■ Goal ■
In the records that follow, locate every line with "Maksimum" and extract it.

↓↓↓

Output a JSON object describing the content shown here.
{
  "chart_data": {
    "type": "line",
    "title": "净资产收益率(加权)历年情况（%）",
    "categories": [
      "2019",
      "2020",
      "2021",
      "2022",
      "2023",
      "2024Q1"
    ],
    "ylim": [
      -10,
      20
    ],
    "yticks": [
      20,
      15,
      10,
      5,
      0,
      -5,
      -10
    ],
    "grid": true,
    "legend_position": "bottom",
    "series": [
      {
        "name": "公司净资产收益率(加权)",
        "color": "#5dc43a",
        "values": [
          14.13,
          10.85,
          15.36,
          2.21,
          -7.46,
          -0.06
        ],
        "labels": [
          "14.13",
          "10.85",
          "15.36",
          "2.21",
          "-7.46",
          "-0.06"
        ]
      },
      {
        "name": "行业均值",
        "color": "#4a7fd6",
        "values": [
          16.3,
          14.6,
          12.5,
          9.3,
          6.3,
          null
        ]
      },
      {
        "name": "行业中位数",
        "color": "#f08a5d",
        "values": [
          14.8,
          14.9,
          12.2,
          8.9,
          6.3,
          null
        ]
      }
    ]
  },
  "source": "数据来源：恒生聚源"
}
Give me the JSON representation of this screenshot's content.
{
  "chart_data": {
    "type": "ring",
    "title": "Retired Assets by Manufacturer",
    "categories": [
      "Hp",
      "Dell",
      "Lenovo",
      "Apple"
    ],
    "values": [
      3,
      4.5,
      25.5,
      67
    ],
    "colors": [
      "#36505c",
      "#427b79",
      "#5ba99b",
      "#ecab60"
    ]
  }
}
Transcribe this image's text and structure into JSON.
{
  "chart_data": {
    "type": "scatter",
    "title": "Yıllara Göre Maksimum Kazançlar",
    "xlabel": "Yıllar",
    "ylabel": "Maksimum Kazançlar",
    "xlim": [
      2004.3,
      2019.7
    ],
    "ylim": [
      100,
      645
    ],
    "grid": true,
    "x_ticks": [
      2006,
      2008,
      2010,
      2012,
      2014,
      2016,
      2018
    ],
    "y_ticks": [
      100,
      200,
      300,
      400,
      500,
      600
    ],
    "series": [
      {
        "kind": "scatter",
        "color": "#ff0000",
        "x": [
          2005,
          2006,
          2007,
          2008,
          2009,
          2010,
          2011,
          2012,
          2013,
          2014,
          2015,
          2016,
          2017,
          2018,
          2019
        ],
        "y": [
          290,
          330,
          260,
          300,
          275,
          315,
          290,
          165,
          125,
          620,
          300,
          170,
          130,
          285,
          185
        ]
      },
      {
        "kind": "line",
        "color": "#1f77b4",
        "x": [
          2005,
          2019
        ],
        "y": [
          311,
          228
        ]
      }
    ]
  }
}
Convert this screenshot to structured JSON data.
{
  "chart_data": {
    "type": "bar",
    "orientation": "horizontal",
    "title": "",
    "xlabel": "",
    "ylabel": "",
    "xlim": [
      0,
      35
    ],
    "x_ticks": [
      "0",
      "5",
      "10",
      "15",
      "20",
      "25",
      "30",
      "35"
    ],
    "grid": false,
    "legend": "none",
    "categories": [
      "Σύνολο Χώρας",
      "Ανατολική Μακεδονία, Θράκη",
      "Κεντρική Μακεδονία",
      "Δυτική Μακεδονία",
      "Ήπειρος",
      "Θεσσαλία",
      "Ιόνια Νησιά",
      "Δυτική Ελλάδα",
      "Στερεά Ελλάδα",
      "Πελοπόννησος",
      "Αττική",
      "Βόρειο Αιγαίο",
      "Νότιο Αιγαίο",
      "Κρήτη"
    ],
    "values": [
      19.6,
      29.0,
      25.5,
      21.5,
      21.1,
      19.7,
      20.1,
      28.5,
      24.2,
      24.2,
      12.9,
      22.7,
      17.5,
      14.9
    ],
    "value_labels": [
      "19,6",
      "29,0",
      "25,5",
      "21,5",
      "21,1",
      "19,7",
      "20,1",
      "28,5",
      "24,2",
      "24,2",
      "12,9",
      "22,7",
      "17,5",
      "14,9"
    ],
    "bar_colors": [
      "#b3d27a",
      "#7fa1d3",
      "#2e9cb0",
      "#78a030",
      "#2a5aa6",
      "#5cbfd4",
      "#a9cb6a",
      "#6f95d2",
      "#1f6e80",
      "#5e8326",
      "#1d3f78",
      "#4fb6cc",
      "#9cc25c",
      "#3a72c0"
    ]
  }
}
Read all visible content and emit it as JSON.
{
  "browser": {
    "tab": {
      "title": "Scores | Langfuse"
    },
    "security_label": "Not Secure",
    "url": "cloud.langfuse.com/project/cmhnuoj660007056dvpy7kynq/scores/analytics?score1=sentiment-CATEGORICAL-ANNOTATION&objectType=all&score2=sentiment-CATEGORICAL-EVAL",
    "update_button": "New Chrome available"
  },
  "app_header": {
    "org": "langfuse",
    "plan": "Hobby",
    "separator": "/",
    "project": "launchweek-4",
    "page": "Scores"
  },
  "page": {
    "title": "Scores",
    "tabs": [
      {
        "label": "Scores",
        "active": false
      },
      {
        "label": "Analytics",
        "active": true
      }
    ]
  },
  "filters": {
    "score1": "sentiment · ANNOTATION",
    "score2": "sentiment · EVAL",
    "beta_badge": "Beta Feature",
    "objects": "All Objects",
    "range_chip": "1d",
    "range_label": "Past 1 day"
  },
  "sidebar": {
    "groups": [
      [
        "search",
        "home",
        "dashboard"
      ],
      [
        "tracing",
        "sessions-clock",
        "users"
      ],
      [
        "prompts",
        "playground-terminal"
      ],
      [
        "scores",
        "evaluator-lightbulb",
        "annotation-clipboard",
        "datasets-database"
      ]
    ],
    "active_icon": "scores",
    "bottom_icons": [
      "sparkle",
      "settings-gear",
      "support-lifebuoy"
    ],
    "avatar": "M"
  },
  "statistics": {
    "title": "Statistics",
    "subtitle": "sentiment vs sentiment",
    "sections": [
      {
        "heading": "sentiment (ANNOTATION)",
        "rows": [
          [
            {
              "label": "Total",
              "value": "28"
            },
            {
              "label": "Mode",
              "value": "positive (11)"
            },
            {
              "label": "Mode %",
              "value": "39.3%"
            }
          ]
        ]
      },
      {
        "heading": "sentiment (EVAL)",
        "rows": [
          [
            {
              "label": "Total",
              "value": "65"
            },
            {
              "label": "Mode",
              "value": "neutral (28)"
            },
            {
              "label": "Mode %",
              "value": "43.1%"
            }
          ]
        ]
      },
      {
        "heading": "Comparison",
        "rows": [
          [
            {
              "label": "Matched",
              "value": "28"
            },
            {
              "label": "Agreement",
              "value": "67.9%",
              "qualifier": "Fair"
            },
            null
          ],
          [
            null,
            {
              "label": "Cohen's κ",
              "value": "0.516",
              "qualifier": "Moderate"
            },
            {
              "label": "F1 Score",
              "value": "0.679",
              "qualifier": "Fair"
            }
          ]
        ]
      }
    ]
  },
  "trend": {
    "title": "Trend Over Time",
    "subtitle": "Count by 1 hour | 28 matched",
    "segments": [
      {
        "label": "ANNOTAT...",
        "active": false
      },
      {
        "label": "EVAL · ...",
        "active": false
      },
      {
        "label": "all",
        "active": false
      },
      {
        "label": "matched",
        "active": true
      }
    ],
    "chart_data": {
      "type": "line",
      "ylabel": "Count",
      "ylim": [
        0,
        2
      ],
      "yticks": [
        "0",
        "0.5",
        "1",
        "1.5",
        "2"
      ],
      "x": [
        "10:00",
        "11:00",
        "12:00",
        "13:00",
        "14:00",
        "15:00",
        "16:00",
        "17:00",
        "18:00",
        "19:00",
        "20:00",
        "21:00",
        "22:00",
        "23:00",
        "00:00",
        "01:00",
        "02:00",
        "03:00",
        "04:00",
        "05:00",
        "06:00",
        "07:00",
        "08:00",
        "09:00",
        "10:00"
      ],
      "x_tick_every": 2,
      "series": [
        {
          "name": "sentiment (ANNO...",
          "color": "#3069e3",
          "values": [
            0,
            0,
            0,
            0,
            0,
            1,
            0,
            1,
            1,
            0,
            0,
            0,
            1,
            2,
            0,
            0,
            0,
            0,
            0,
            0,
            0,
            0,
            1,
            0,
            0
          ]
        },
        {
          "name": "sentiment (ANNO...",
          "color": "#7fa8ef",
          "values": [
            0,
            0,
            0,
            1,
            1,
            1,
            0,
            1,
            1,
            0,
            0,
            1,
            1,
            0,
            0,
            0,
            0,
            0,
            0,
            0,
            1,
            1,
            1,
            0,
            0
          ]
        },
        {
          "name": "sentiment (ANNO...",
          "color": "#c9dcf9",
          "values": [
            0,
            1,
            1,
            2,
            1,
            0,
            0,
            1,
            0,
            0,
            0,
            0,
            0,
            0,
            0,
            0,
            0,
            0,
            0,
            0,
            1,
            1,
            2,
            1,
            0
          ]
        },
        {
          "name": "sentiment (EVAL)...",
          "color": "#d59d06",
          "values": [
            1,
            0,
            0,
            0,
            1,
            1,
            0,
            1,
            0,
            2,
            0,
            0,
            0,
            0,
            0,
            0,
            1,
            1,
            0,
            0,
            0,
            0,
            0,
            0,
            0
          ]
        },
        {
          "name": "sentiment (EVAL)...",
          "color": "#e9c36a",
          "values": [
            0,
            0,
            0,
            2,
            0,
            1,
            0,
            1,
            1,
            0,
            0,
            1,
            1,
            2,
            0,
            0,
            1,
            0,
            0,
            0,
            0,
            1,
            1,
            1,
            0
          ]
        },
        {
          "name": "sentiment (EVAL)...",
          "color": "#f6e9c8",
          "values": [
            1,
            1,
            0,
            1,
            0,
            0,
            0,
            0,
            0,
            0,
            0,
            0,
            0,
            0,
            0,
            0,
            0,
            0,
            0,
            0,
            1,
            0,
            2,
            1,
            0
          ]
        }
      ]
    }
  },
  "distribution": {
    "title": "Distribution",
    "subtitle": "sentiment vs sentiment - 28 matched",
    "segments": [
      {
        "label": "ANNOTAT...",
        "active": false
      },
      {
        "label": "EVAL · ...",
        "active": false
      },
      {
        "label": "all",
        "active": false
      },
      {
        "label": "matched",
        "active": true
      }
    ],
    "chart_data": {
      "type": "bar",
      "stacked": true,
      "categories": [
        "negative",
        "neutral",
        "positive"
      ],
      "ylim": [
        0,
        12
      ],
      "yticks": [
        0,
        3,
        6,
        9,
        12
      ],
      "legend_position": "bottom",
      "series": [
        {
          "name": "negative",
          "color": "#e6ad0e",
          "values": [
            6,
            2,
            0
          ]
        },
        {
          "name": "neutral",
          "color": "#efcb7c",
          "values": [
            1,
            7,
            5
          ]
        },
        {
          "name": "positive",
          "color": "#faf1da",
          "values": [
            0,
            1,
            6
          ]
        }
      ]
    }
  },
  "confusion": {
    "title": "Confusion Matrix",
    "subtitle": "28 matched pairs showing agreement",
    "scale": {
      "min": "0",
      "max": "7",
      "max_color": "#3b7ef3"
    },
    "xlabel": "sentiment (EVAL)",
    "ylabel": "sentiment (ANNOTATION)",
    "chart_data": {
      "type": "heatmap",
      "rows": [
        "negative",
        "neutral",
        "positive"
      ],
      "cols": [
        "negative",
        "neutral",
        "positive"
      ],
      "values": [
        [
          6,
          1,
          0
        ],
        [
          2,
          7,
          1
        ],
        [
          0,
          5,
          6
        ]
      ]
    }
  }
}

↑↑↑

■ Answer in full ■
    "title": "Yıllara Göre Maksimum Kazançlar",
    "ylabel": "Maksimum Kazançlar",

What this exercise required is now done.